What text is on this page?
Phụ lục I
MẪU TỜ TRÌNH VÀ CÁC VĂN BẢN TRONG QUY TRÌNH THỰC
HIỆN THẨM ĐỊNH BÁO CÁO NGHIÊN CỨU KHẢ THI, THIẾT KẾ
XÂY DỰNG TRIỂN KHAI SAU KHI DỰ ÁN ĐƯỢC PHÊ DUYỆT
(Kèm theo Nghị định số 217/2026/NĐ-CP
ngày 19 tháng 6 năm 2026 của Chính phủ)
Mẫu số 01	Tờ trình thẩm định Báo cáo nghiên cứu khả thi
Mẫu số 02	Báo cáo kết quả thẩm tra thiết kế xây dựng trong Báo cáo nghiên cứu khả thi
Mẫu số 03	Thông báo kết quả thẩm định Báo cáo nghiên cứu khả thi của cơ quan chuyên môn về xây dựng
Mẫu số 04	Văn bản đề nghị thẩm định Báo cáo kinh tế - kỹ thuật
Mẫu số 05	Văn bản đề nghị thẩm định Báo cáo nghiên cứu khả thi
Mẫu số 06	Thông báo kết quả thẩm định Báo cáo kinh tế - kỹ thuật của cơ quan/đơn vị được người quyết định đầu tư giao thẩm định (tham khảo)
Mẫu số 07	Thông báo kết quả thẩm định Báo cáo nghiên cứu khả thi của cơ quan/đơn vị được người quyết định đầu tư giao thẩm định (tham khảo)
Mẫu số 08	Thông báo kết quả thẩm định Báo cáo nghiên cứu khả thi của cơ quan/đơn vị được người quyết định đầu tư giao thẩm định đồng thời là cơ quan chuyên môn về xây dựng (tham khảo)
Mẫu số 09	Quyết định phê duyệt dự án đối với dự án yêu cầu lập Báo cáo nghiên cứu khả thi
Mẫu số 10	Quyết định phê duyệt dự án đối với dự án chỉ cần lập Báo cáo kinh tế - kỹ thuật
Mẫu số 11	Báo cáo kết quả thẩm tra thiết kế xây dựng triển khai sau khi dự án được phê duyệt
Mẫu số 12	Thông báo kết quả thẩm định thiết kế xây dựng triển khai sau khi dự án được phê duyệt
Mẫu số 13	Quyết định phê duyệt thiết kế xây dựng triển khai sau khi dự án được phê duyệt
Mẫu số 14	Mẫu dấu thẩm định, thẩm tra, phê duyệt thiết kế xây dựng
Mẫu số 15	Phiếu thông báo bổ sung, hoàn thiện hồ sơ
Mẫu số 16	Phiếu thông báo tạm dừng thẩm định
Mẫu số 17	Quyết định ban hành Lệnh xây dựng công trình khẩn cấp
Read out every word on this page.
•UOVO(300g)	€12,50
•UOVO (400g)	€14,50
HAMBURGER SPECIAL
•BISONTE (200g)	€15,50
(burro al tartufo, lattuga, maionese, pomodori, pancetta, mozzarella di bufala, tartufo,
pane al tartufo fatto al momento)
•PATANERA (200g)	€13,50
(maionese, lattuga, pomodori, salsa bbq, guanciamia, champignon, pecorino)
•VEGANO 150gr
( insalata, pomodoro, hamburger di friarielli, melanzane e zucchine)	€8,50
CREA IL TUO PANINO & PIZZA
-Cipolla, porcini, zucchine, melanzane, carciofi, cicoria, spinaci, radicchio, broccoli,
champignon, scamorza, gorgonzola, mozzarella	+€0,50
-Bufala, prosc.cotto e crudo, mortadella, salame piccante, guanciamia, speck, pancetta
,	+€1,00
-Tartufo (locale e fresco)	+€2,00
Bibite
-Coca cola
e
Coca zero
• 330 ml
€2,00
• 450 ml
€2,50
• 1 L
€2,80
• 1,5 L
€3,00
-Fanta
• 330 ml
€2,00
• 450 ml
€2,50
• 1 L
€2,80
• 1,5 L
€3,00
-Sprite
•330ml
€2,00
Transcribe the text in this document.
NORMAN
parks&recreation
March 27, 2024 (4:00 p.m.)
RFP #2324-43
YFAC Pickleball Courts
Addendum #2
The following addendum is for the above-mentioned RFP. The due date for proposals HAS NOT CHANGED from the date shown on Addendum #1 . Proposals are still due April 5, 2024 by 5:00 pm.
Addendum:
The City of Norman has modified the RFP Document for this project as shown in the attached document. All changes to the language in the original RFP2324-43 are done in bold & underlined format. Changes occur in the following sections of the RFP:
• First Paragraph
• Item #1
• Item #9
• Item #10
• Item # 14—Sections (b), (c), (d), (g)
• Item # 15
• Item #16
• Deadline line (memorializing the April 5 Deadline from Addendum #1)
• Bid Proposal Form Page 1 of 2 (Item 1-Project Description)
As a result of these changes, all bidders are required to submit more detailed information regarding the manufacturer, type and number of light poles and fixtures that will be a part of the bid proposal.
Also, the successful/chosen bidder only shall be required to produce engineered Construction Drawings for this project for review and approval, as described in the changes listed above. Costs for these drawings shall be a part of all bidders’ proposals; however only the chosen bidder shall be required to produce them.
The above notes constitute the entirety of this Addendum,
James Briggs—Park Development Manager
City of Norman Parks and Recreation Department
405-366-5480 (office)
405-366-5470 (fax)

————

AIM OF THE EXERCISE:
Copy down every line of the material above that includes the string "chuyên".

TASK RESPONSE:
Mẫu số 03	Thông báo kết quả thẩm định Báo cáo nghiên cứu khả thi của cơ quan chuyên môn về xây dựng
Mẫu số 08	Thông báo kết quả thẩm định Báo cáo nghiên cứu khả thi của cơ quan/đơn vị được người quyết định đầu tư giao thẩm định đồng thời là cơ quan chuyên môn về xây dựng (tham khảo)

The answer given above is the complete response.